* [Instructions to follow]:
Output each entry exactly; skip nothing.

* [Working data]:
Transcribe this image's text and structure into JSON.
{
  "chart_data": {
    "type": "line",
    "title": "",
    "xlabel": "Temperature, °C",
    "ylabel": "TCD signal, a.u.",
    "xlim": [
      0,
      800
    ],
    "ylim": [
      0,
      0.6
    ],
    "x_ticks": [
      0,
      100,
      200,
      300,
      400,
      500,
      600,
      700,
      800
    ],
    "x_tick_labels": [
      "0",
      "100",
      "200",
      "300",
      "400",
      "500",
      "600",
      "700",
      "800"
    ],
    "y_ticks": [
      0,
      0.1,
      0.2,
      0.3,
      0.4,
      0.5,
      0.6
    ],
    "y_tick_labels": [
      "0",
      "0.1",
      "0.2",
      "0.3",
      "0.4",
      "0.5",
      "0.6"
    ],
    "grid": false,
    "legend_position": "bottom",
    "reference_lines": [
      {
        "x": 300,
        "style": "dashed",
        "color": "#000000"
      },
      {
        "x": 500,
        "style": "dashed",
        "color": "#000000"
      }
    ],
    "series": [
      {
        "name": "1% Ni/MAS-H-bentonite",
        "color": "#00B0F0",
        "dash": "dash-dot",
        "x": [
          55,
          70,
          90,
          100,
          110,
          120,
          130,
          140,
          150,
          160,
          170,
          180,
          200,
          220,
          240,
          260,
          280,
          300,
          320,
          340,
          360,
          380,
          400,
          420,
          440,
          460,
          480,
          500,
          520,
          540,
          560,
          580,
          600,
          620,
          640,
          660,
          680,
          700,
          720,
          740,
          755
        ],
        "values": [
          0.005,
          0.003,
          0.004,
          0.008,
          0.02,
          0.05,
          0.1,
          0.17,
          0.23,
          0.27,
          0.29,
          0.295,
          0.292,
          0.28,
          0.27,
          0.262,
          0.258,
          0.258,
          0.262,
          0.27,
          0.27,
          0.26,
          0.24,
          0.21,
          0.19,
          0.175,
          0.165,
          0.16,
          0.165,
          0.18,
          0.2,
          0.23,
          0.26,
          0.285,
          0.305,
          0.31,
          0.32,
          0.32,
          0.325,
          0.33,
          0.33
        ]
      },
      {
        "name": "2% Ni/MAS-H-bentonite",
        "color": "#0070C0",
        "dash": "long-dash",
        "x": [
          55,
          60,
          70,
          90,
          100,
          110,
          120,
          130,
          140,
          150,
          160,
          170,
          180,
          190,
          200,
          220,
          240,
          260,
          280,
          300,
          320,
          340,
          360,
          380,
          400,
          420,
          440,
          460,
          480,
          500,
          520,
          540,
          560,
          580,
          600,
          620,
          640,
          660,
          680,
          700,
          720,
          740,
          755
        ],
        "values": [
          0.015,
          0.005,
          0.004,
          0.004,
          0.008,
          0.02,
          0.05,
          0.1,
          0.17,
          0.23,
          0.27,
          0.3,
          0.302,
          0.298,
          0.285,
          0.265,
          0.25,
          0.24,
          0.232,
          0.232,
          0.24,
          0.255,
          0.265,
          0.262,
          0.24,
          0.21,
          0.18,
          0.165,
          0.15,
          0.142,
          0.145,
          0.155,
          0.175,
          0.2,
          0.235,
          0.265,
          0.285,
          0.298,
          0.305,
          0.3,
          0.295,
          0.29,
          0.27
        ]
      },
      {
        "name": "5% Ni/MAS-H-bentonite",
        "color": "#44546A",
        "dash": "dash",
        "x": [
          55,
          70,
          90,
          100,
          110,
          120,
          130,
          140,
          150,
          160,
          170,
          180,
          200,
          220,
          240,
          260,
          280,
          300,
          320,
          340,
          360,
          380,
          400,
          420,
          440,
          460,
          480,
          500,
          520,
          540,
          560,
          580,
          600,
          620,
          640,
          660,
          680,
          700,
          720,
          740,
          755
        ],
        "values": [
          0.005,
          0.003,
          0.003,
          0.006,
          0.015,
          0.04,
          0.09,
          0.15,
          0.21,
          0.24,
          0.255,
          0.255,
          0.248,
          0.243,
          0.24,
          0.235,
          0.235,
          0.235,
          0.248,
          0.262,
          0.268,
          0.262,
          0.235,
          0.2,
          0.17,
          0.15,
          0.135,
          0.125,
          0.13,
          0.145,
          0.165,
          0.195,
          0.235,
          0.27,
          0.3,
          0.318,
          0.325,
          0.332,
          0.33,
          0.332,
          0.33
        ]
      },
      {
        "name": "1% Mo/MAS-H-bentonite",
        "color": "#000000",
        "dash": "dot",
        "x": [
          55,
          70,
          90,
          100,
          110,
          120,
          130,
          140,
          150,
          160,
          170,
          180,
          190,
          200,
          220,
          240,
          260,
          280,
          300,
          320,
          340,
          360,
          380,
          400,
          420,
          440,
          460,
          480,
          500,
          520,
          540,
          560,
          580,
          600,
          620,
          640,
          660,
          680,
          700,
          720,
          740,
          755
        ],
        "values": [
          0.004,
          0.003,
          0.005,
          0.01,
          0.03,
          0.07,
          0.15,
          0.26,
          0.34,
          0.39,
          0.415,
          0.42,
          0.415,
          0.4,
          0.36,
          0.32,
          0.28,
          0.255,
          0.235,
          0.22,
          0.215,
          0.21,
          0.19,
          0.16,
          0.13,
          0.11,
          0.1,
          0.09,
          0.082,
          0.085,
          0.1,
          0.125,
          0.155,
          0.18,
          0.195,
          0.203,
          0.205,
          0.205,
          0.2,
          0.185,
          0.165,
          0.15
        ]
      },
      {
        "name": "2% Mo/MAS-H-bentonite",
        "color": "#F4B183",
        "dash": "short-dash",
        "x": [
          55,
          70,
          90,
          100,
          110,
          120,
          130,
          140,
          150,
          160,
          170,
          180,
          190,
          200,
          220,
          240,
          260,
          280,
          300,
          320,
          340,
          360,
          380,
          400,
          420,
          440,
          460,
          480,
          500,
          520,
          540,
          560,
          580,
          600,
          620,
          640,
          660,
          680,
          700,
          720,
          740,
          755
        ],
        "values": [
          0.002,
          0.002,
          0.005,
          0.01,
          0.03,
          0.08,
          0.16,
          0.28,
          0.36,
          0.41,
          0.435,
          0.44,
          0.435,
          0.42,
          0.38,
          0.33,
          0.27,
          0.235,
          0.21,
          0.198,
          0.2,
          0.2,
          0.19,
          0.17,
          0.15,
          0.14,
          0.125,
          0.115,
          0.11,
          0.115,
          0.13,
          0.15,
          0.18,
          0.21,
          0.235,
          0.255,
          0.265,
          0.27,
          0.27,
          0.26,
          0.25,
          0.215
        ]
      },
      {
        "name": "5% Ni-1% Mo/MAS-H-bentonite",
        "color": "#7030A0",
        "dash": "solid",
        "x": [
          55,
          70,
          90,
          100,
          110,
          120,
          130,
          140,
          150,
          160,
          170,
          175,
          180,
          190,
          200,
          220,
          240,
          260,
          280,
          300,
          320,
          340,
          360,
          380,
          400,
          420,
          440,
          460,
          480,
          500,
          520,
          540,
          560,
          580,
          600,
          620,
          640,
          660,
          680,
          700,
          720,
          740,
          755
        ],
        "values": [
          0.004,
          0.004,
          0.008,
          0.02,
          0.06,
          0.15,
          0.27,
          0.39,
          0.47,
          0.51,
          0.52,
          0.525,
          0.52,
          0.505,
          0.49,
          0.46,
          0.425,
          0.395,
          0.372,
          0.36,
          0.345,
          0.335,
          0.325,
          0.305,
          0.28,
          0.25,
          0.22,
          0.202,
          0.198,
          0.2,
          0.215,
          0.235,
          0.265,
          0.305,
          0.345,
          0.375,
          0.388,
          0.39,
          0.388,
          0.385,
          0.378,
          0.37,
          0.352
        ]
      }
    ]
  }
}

* [Answer to this exercise]:
Transcribe this image's text and structure into JSON.
{
  "chart_data": {
    "type": "line",
    "title": "",
    "xlabel": "Temperature, °C",
    "ylabel": "TCD signal, a.u.",
    "xlim": [
      0,
      800
    ],
    "ylim": [
      0,
      0.6
    ],
    "x_ticks": [
      0,
      100,
      200,
      300,
      400,
      500,
      600,
      700,
      800
    ],
    "x_tick_labels": [
      "0",
      "100",
      "200",
      "300",
      "400",
      "500",
      "600",
      "700",
      "800"
    ],
    "y_ticks": [
      0,
      0.1,
      0.2,
      0.3,
      0.4,
      0.5,
      0.6
    ],
    "y_tick_labels": [
      "0",
      "0.1",
      "0.2",
      "0.3",
      "0.4",
      "0.5",
      "0.6"
    ],
    "grid": false,
    "legend_position": "bottom",
    "reference_lines": [
      {
        "x": 300,
        "style": "dashed",
        "color": "#000000"
      },
      {
        "x": 500,
        "style": "dashed",
        "color": "#000000"
      }
    ],
    "series": [
      {
        "name": "1% Ni/MAS-H-bentonite",
        "color": "#00B0F0",
        "dash": "dash-dot",
        "x": [
          55,
          70,
          90,
          100,
          110,
          120,
          130,
          140,
          150,
          160,
          170,
          180,
          200,
          220,
          240,
          260,
          280,
          300,
          320,
          340,
          360,
          380,
          400,
          420,
          440,
          460,
          480,
          500,
          520,
          540,
          560,
          580,
          600,
          620,
          640,
          660,
          680,
          700,
          720,
          740,
          755
        ],
        "values": [
          0.005,
          0.003,
          0.004,
          0.008,
          0.02,
          0.05,
          0.1,
          0.17,
          0.23,
          0.27,
          0.29,
          0.295,
          0.292,
          0.28,
          0.27,
          0.262,
          0.258,
          0.258,
          0.262,
          0.27,
          0.27,
          0.26,
          0.24,
          0.21,
          0.19,
          0.175,
          0.165,
          0.16,
          0.165,
          0.18,
          0.2,
          0.23,
          0.26,
          0.285,
          0.305,
          0.31,
          0.32,
          0.32,
          0.325,
          0.33,
          0.33
        ]
      },
      {
        "name": "2% Ni/MAS-H-bentonite",
        "color": "#0070C0",
        "dash": "long-dash",
        "x": [
          55,
          60,
          70,
          90,
          100,
          110,
          120,
          130,
          140,
          150,
          160,
          170,
          180,
          190,
          200,
          220,
          240,
          260,
          280,
          300,
          320,
          340,
          360,
          380,
          400,
          420,
          440,
          460,
          480,
          500,
          520,
          540,
          560,
          580,
          600,
          620,
          640,
          660,
          680,
          700,
          720,
          740,
          755
        ],
        "values": [
          0.015,
          0.005,
          0.004,
          0.004,
          0.008,
          0.02,
          0.05,
          0.1,
          0.17,
          0.23,
          0.27,
          0.3,
          0.302,
          0.298,
          0.285,
          0.265,
          0.25,
          0.24,
          0.232,
          0.232,
          0.24,
          0.255,
          0.265,
          0.262,
          0.24,
          0.21,
          0.18,
          0.165,
          0.15,
          0.142,
          0.145,
          0.155,
          0.175,
          0.2,
          0.235,
          0.265,
          0.285,
          0.298,
          0.305,
          0.3,
          0.295,
          0.29,
          0.27
        ]
      },
      {
        "name": "5% Ni/MAS-H-bentonite",
        "color": "#44546A",
        "dash": "dash",
        "x": [
          55,
          70,
          90,
          100,
          110,
          120,
          130,
          140,
          150,
          160,
          170,
          180,
          200,
          220,
          240,
          260,
          280,
          300,
          320,
          340,
          360,
          380,
          400,
          420,
          440,
          460,
          480,
          500,
          520,
          540,
          560,
          580,
          600,
          620,
          640,
          660,
          680,
          700,
          720,
          740,
          755
        ],
        "values": [
          0.005,
          0.003,
          0.003,
          0.006,
          0.015,
          0.04,
          0.09,
          0.15,
          0.21,
          0.24,
          0.255,
          0.255,
          0.248,
          0.243,
          0.24,
          0.235,
          0.235,
          0.235,
          0.248,
          0.262,
          0.268,
          0.262,
          0.235,
          0.2,
          0.17,
          0.15,
          0.135,
          0.125,
          0.13,
          0.145,
          0.165,
          0.195,
          0.235,
          0.27,
          0.3,
          0.318,
          0.325,
          0.332,
          0.33,
          0.332,
          0.33
        ]
      },
      {
        "name": "1% Mo/MAS-H-bentonite",
        "color": "#000000",
        "dash": "dot",
        "x": [
          55,
          70,
          90,
          100,
          110,
          120,
          130,
          140,
          150,
          160,
          170,
          180,
          190,
          200,
          220,
          240,
          260,
          280,
          300,
          320,
          340,
          360,
          380,
          400,
          420,
          440,
          460,
          480,
          500,
          520,
          540,
          560,
          580,
          600,
          620,
          640,
          660,
          680,
          700,
          720,
          740,
          755
        ],
        "values": [
          0.004,
          0.003,
          0.005,
          0.01,
          0.03,
          0.07,
          0.15,
          0.26,
          0.34,
          0.39,
          0.415,
          0.42,
          0.415,
          0.4,
          0.36,
          0.32,
          0.28,
          0.255,
          0.235,
          0.22,
          0.215,
          0.21,
          0.19,
          0.16,
          0.13,
          0.11,
          0.1,
          0.09,
          0.082,
          0.085,
          0.1,
          0.125,
          0.155,
          0.18,
          0.195,
          0.203,
          0.205,
          0.205,
          0.2,
          0.185,
          0.165,
          0.15
        ]
      },
      {
        "name": "2% Mo/MAS-H-bentonite",
        "color": "#F4B183",
        "dash": "short-dash",
        "x": [
          55,
          70,
          90,
          100,
          110,
          120,
          130,
          140,
          150,
          160,
          170,
          180,
          190,
          200,
          220,
          240,
          260,
          280,
          300,
          320,
          340,
          360,
          380,
          400,
          420,
          440,
          460,
          480,
          500,
          520,
          540,
          560,
          580,
          600,
          620,
          640,
          660,
          680,
          700,
          720,
          740,
          755
        ],
        "values": [
          0.002,
          0.002,
          0.005,
          0.01,
          0.03,
          0.08,
          0.16,
          0.28,
          0.36,
          0.41,
          0.435,
          0.44,
          0.435,
          0.42,
          0.38,
          0.33,
          0.27,
          0.235,
          0.21,
          0.198,
          0.2,
          0.2,
          0.19,
          0.17,
          0.15,
          0.14,
          0.125,
          0.115,
          0.11,
          0.115,
          0.13,
          0.15,
          0.18,
          0.21,
          0.235,
          0.255,
          0.265,
          0.27,
          0.27,
          0.26,
          0.25,
          0.215
        ]
      },
      {
        "name": "5% Ni-1% Mo/MAS-H-bentonite",
        "color": "#7030A0",
        "dash": "solid",
        "x": [
          55,
          70,
          90,
          100,
          110,
          120,
          130,
          140,
          150,
          160,
          170,
          175,
          180,
          190,
          200,
          220,
          240,
          260,
          280,
          300,
          320,
          340,
          360,
          380,
          400,
          420,
          440,
          460,
          480,
          500,
          520,
          540,
          560,
          580,
          600,
          620,
          640,
          660,
          680,
          700,
          720,
          740,
          755
        ],
        "values": [
          0.004,
          0.004,
          0.008,
          0.02,
          0.06,
          0.15,
          0.27,
          0.39,
          0.47,
          0.51,
          0.52,
          0.525,
          0.52,
          0.505,
          0.49,
          0.46,
          0.425,
          0.395,
          0.372,
          0.36,
          0.345,
          0.335,
          0.325,
          0.305,
          0.28,
          0.25,
          0.22,
          0.202,
          0.198,
          0.2,
          0.215,
          0.235,
          0.265,
          0.305,
          0.345,
          0.375,
          0.388,
          0.39,
          0.388,
          0.385,
          0.378,
          0.37,
          0.352
        ]
      }
    ]
  }
}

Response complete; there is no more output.